Task requirements: Repeat the listing in full, exactly as it stands.

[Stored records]
— begin —
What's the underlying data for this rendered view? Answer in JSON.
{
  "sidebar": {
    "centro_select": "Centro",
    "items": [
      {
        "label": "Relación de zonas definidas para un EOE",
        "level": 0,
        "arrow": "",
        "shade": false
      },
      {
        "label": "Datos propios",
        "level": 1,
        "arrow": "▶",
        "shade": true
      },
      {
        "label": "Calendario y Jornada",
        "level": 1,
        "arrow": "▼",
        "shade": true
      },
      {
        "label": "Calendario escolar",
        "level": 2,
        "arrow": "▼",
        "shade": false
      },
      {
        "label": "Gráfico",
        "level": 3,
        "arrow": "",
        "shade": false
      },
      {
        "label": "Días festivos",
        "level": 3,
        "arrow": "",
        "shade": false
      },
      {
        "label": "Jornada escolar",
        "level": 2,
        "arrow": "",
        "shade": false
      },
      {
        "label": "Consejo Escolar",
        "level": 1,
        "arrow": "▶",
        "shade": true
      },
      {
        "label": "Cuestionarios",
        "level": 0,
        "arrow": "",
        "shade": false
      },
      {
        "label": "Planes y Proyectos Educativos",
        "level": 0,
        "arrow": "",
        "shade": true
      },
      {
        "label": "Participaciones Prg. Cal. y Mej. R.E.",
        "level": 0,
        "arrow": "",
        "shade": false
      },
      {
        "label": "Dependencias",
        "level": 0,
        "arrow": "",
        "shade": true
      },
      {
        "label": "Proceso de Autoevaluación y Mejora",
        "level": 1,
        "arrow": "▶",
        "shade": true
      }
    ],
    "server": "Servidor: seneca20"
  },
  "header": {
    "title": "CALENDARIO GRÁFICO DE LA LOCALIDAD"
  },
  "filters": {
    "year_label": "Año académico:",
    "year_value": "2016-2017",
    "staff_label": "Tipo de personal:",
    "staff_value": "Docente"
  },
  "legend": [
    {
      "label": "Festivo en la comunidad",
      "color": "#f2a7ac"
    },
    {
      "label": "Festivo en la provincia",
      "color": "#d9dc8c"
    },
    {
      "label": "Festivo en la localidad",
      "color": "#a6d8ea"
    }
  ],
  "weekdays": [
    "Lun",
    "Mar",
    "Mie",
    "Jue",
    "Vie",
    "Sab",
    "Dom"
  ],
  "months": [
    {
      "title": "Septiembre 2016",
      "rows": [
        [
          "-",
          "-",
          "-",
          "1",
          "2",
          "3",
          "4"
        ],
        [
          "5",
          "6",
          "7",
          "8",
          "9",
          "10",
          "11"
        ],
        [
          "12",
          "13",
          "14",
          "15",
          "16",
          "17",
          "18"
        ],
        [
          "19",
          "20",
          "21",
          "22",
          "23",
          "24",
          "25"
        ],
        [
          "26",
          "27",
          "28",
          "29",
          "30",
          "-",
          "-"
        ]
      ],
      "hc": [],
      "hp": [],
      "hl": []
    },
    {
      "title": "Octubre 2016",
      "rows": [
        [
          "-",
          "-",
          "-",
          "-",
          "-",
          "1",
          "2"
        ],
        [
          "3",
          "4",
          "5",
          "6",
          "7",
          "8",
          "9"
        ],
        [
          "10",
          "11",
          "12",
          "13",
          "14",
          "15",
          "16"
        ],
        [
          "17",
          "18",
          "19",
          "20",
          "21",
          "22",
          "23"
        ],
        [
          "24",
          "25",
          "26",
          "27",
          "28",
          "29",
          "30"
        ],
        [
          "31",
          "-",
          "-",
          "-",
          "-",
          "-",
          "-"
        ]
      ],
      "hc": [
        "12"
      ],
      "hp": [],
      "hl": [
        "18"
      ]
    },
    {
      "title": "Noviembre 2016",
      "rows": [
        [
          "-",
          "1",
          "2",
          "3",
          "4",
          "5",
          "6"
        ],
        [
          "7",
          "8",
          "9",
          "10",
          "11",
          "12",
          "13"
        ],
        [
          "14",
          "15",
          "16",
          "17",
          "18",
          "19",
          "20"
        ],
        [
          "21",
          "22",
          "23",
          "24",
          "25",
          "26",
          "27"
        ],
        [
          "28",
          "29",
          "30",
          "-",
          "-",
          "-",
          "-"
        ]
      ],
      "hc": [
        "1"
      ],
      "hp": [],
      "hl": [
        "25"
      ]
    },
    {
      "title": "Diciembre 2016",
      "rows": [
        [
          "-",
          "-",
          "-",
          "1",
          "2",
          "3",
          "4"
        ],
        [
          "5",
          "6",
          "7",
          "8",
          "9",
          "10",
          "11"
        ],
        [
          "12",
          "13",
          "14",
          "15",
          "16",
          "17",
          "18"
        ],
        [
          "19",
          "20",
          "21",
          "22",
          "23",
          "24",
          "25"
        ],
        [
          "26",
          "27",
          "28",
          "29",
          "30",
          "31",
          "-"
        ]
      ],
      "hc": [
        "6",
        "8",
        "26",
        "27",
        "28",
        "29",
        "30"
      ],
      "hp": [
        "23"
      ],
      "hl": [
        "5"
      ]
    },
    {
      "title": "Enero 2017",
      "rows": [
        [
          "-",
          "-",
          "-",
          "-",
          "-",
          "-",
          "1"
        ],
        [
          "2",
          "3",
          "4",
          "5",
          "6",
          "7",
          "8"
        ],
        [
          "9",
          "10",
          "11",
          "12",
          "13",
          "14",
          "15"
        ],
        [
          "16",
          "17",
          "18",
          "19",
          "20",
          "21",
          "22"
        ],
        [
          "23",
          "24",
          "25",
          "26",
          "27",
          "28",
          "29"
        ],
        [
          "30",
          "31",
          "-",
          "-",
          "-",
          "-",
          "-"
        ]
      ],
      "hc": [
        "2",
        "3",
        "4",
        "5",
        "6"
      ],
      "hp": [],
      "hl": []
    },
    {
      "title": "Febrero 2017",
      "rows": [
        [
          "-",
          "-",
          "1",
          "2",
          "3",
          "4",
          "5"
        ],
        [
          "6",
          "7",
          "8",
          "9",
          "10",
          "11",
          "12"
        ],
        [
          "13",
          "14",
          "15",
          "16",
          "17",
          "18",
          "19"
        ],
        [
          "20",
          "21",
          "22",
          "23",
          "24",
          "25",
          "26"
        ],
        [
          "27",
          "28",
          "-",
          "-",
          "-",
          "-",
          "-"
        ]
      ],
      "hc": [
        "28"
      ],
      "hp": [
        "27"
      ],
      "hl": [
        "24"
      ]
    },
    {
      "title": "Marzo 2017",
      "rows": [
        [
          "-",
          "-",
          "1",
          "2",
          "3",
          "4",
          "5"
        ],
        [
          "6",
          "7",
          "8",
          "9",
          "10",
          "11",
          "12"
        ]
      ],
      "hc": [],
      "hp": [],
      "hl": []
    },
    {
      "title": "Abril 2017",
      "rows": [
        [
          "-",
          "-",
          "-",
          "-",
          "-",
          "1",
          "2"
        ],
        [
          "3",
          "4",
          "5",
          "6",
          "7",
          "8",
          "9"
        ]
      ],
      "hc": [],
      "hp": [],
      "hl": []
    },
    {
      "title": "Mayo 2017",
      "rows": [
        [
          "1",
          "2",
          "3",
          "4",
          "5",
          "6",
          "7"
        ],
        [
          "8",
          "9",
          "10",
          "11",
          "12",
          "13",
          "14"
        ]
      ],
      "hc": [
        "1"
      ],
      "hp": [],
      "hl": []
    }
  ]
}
— end —
Full answer:
What's the underlying data for this rendered view? Answer in JSON.
{
  "sidebar": {
    "centro_select": "Centro",
    "items": [
      {
        "label": "Relación de zonas definidas para un EOE",
        "level": 0,
        "arrow": "",
        "shade": false
      },
      {
        "label": "Datos propios",
        "level": 1,
        "arrow": "▶",
        "shade": true
      },
      {
        "label": "Calendario y Jornada",
        "level": 1,
        "arrow": "▼",
        "shade": true
      },
      {
        "label": "Calendario escolar",
        "level": 2,
        "arrow": "▼",
        "shade": false
      },
      {
        "label": "Gráfico",
        "level": 3,
        "arrow": "",
        "shade": false
      },
      {
        "label": "Días festivos",
        "level": 3,
        "arrow": "",
        "shade": false
      },
      {
        "label": "Jornada escolar",
        "level": 2,
        "arrow": "",
        "shade": false
      },
      {
        "label": "Consejo Escolar",
        "level": 1,
        "arrow": "▶",
        "shade": true
      },
      {
        "label": "Cuestionarios",
        "level": 0,
        "arrow": "",
        "shade": false
      },
      {
        "label": "Planes y Proyectos Educativos",
        "level": 0,
        "arrow": "",
        "shade": true
      },
      {
        "label": "Participaciones Prg. Cal. y Mej. R.E.",
        "level": 0,
        "arrow": "",
        "shade": false
      },
      {
        "label": "Dependencias",
        "level": 0,
        "arrow": "",
        "shade": true
      },
      {
        "label": "Proceso de Autoevaluación y Mejora",
        "level": 1,
        "arrow": "▶",
        "shade": true
      }
    ],
    "server": "Servidor: seneca20"
  },
  "header": {
    "title": "CALENDARIO GRÁFICO DE LA LOCALIDAD"
  },
  "filters": {
    "year_label": "Año académico:",
    "year_value": "2016-2017",
    "staff_label": "Tipo de personal:",
    "staff_value": "Docente"
  },
  "legend": [
    {
      "label": "Festivo en la comunidad",
      "color": "#f2a7ac"
    },
    {
      "label": "Festivo en la provincia",
      "color": "#d9dc8c"
    },
    {
      "label": "Festivo en la localidad",
      "color": "#a6d8ea"
    }
  ],
  "weekdays": [
    "Lun",
    "Mar",
    "Mie",
    "Jue",
    "Vie",
    "Sab",
    "Dom"
  ],
  "months": [
    {
      "title": "Septiembre 2016",
      "rows": [
        [
          "-",
          "-",
          "-",
          "1",
          "2",
          "3",
          "4"
        ],
        [
          "5",
          "6",
          "7",
          "8",
          "9",
          "10",
          "11"
        ],
        [
          "12",
          "13",
          "14",
          "15",
          "16",
          "17",
          "18"
        ],
        [
          "19",
          "20",
          "21",
          "22",
          "23",
          "24",
          "25"
        ],
        [
          "26",
          "27",
          "28",
          "29",
          "30",
          "-",
          "-"
        ]
      ],
      "hc": [],
      "hp": [],
      "hl": []
    },
    {
      "title": "Octubre 2016",
      "rows": [
        [
          "-",
          "-",
          "-",
          "-",
          "-",
          "1",
          "2"
        ],
        [
          "3",
          "4",
          "5",
          "6",
          "7",
          "8",
          "9"
        ],
        [
          "10",
          "11",
          "12",
          "13",
          "14",
          "15",
          "16"
        ],
        [
          "17",
          "18",
          "19",
          "20",
          "21",
          "22",
          "23"
        ],
        [
          "24",
          "25",
          "26",
          "27",
          "28",
          "29",
          "30"
        ],
        [
          "31",
          "-",
          "-",
          "-",
          "-",
          "-",
          "-"
        ]
      ],
      "hc": [
        "12"
      ],
      "hp": [],
      "hl": [
        "18"
      ]
    },
    {
      "title": "Noviembre 2016",
      "rows": [
        [
          "-",
          "1",
          "2",
          "3",
          "4",
          "5",
          "6"
        ],
        [
          "7",
          "8",
          "9",
          "10",
          "11",
          "12",
          "13"
        ],
        [
          "14",
          "15",
          "16",
          "17",
          "18",
          "19",
          "20"
        ],
        [
          "21",
          "22",
          "23",
          "24",
          "25",
          "26",
          "27"
        ],
        [
          "28",
          "29",
          "30",
          "-",
          "-",
          "-",
          "-"
        ]
      ],
      "hc": [
        "1"
      ],
      "hp": [],
      "hl": [
        "25"
      ]
    },
    {
      "title": "Diciembre 2016",
      "rows": [
        [
          "-",
          "-",
          "-",
          "1",
          "2",
          "3",
          "4"
        ],
        [
          "5",
          "6",
          "7",
          "8",
          "9",
          "10",
          "11"
        ],
        [
          "12",
          "13",
          "14",
          "15",
          "16",
          "17",
          "18"
        ],
        [
          "19",
          "20",
          "21",
          "22",
          "23",
          "24",
          "25"
        ],
        [
          "26",
          "27",
          "28",
          "29",
          "30",
          "31",
          "-"
        ]
      ],
      "hc": [
        "6",
        "8",
        "26",
        "27",
        "28",
        "29",
        "30"
      ],
      "hp": [
        "23"
      ],
      "hl": [
        "5"
      ]
    },
    {
      "title": "Enero 2017",
      "rows": [
        [
          "-",
          "-",
          "-",
          "-",
          "-",
          "-",
          "1"
        ],
        [
          "2",
          "3",
          "4",
          "5",
          "6",
          "7",
          "8"
        ],
        [
          "9",
          "10",
          "11",
          "12",
          "13",
          "14",
          "15"
        ],
        [
          "16",
          "17",
          "18",
          "19",
          "20",
          "21",
          "22"
        ],
        [
          "23",
          "24",
          "25",
          "26",
          "27",
          "28",
          "29"
        ],
        [
          "30",
          "31",
          "-",
          "-",
          "-",
          "-",
          "-"
        ]
      ],
      "hc": [
        "2",
        "3",
        "4",
        "5",
        "6"
      ],
      "hp": [],
      "hl": []
    },
    {
      "title": "Febrero 2017",
      "rows": [
        [
          "-",
          "-",
          "1",
          "2",
          "3",
          "4",
          "5"
        ],
        [
          "6",
          "7",
          "8",
          "9",
          "10",
          "11",
          "12"
        ],
        [
          "13",
          "14",
          "15",
          "16",
          "17",
          "18",
          "19"
        ],
        [
          "20",
          "21",
          "22",
          "23",
          "24",
          "25",
          "26"
        ],
        [
          "27",
          "28",
          "-",
          "-",
          "-",
          "-",
          "-"
        ]
      ],
      "hc": [
        "28"
      ],
      "hp": [
        "27"
      ],
      "hl": [
        "24"
      ]
    },
    {
      "title": "Marzo 2017",
      "rows": [
        [
          "-",
          "-",
          "1",
          "2",
          "3",
          "4",
          "5"
        ],
        [
          "6",
          "7",
          "8",
          "9",
          "10",
          "11",
          "12"
        ]
      ],
      "hc": [],
      "hp": [],
      "hl": []
    },
    {
      "title": "Abril 2017",
      "rows": [
        [
          "-",
          "-",
          "-",
          "-",
          "-",
          "1",
          "2"
        ],
        [
          "3",
          "4",
          "5",
          "6",
          "7",
          "8",
          "9"
        ]
      ],
      "hc": [],
      "hp": [],
      "hl": []
    },
    {
      "title": "Mayo 2017",
      "rows": [
        [
          "1",
          "2",
          "3",
          "4",
          "5",
          "6",
          "7"
        ],
        [
          "8",
          "9",
          "10",
          "11",
          "12",
          "13",
          "14"
        ]
      ],
      "hc": [
        "1"
      ],
      "hp": [],
      "hl": []
    }
  ]
}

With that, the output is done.